* PROBLEM DETAILS
All of the data should be output character for character, except the pictures.

-.-.-

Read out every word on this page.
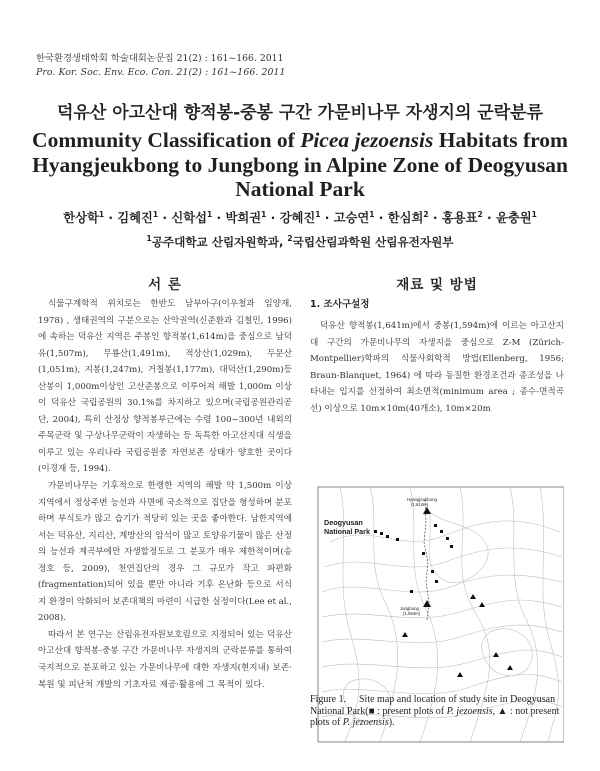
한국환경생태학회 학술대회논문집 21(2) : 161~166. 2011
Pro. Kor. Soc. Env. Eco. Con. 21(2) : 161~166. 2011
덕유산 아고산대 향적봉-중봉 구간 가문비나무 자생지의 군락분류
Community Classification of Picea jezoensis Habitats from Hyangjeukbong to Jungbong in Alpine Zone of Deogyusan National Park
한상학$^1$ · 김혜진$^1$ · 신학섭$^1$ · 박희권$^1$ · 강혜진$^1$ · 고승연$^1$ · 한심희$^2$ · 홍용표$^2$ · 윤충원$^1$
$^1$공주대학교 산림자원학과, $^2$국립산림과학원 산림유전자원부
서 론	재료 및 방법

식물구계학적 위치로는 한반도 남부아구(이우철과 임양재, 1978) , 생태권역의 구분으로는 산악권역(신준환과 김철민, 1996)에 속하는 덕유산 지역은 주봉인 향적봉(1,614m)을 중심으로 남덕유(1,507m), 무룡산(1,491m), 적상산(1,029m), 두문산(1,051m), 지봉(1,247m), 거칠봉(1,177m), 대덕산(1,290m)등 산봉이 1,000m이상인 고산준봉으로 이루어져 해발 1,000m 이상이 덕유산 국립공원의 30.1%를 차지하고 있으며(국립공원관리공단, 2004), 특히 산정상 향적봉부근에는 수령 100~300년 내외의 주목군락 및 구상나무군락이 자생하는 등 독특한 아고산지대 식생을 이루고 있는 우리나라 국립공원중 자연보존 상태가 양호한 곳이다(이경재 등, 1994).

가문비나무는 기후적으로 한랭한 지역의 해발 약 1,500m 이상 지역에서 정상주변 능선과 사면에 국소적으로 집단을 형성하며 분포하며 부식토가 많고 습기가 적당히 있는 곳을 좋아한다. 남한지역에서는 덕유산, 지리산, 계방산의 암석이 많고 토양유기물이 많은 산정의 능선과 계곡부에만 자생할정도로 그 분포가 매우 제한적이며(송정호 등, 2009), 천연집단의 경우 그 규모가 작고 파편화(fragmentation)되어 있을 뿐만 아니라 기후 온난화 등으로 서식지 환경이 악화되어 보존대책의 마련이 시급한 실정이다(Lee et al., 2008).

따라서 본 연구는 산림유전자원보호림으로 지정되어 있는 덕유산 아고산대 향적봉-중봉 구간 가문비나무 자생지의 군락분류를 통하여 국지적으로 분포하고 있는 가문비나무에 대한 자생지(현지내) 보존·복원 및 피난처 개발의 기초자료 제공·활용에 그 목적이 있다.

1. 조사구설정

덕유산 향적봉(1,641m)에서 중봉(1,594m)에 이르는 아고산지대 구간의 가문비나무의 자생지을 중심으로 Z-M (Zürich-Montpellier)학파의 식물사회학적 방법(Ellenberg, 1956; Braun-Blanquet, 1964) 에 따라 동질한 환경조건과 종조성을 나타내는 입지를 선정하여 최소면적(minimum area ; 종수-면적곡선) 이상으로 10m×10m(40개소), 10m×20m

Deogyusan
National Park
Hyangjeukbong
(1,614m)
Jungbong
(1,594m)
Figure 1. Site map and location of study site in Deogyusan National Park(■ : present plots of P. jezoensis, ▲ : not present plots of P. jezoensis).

-.-.-

* RESULT OF THIS TASK
Read out every word on this page.
한국환경생태학회 학술대회논문집 21(2) : 161~166. 2011
Pro. Kor. Soc. Env. Eco. Con. 21(2) : 161~166. 2011
덕유산 아고산대 향적봉-중봉 구간 가문비나무 자생지의 군락분류
Community Classification of Picea jezoensis Habitats from Hyangjeukbong to Jungbong in Alpine Zone of Deogyusan National Park
한상학$^1$ · 김혜진$^1$ · 신학섭$^1$ · 박희권$^1$ · 강혜진$^1$ · 고승연$^1$ · 한심희$^2$ · 홍용표$^2$ · 윤충원$^1$
$^1$공주대학교 산림자원학과, $^2$국립산림과학원 산림유전자원부
서 론	재료 및 방법

식물구계학적 위치로는 한반도 남부아구(이우철과 임양재, 1978) , 생태권역의 구분으로는 산악권역(신준환과 김철민, 1996)에 속하는 덕유산 지역은 주봉인 향적봉(1,614m)을 중심으로 남덕유(1,507m), 무룡산(1,491m), 적상산(1,029m), 두문산(1,051m), 지봉(1,247m), 거칠봉(1,177m), 대덕산(1,290m)등 산봉이 1,000m이상인 고산준봉으로 이루어져 해발 1,000m 이상이 덕유산 국립공원의 30.1%를 차지하고 있으며(국립공원관리공단, 2004), 특히 산정상 향적봉부근에는 수령 100~300년 내외의 주목군락 및 구상나무군락이 자생하는 등 독특한 아고산지대 식생을 이루고 있는 우리나라 국립공원중 자연보존 상태가 양호한 곳이다(이경재 등, 1994).

가문비나무는 기후적으로 한랭한 지역의 해발 약 1,500m 이상 지역에서 정상주변 능선과 사면에 국소적으로 집단을 형성하며 분포하며 부식토가 많고 습기가 적당히 있는 곳을 좋아한다. 남한지역에서는 덕유산, 지리산, 계방산의 암석이 많고 토양유기물이 많은 산정의 능선과 계곡부에만 자생할정도로 그 분포가 매우 제한적이며(송정호 등, 2009), 천연집단의 경우 그 규모가 작고 파편화(fragmentation)되어 있을 뿐만 아니라 기후 온난화 등으로 서식지 환경이 악화되어 보존대책의 마련이 시급한 실정이다(Lee et al., 2008).

따라서 본 연구는 산림유전자원보호림으로 지정되어 있는 덕유산 아고산대 향적봉-중봉 구간 가문비나무 자생지의 군락분류를 통하여 국지적으로 분포하고 있는 가문비나무에 대한 자생지(현지내) 보존·복원 및 피난처 개발의 기초자료 제공·활용에 그 목적이 있다.

1. 조사구설정

덕유산 향적봉(1,641m)에서 중봉(1,594m)에 이르는 아고산지대 구간의 가문비나무의 자생지을 중심으로 Z-M (Zürich-Montpellier)학파의 식물사회학적 방법(Ellenberg, 1956; Braun-Blanquet, 1964) 에 따라 동질한 환경조건과 종조성을 나타내는 입지를 선정하여 최소면적(minimum area ; 종수-면적곡선) 이상으로 10m×10m(40개소), 10m×20m

Deogyusan
National Park
Hyangjeukbong
(1,614m)
Jungbong
(1,594m)
Figure 1. Site map and location of study site in Deogyusan National Park(■ : present plots of P. jezoensis, ▲ : not present plots of P. jezoensis).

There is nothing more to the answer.